Images must not appear in your copy; reproduce every other part of the records exactly.
------ Source records ------
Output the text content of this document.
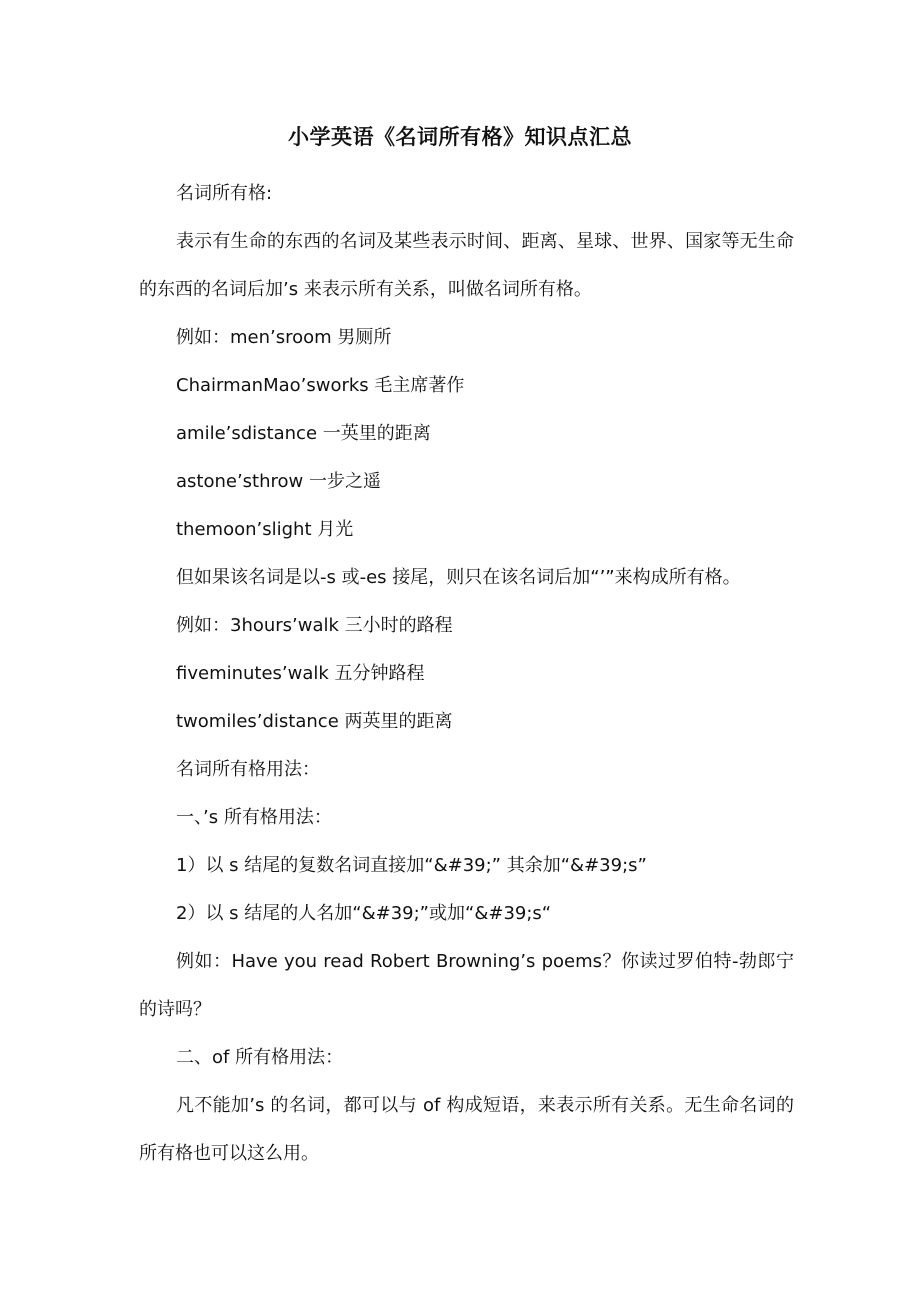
小学英语《名词所有格》知识点汇总

名词所有格:

表示有生命的东西的名词及某些表示时间、距离、星球、世界、国家等无生命的东西的名词后加’s 来表示所有关系，叫做名词所有格。

例如：men’sroom 男厕所

ChairmanMao’sworks 毛主席著作

amile’sdistance 一英里的距离

astone’sthrow 一步之遥

themoon’slight 月光

但如果该名词是以-s 或-es 接尾，则只在该名词后加“’”来构成所有格。

例如：3hours’walk 三小时的路程

fiveminutes’walk 五分钟路程

twomiles’distance 两英里的距离

名词所有格用法：

一、’s 所有格用法：

1）以 s 结尾的复数名词直接加“&#39;” 其余加“&#39;s”

2）以 s 结尾的人名加“&#39;”或加“&#39;s“

例如：Have you read Robert Browning’s poems？你读过罗伯特-勃郎宁的诗吗？

二、of 所有格用法：

凡不能加’s 的名词，都可以与 of 构成短语，来表示所有关系。无生命名词的所有格也可以这么用。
------
* [The completed task]:
Output the text content of this document.
小学英语《名词所有格》知识点汇总

名词所有格:

表示有生命的东西的名词及某些表示时间、距离、星球、世界、国家等无生命的东西的名词后加’s 来表示所有关系，叫做名词所有格。

例如：men’sroom 男厕所

ChairmanMao’sworks 毛主席著作

amile’sdistance 一英里的距离

astone’sthrow 一步之遥

themoon’slight 月光

但如果该名词是以-s 或-es 接尾，则只在该名词后加“’”来构成所有格。

例如：3hours’walk 三小时的路程

fiveminutes’walk 五分钟路程

twomiles’distance 两英里的距离

名词所有格用法：

一、’s 所有格用法：

1）以 s 结尾的复数名词直接加“&#39;” 其余加“&#39;s”

2）以 s 结尾的人名加“&#39;”或加“&#39;s“

例如：Have you read Robert Browning’s poems？你读过罗伯特-勃郎宁的诗吗？

二、of 所有格用法：

凡不能加’s 的名词，都可以与 of 构成短语，来表示所有关系。无生命名词的所有格也可以这么用。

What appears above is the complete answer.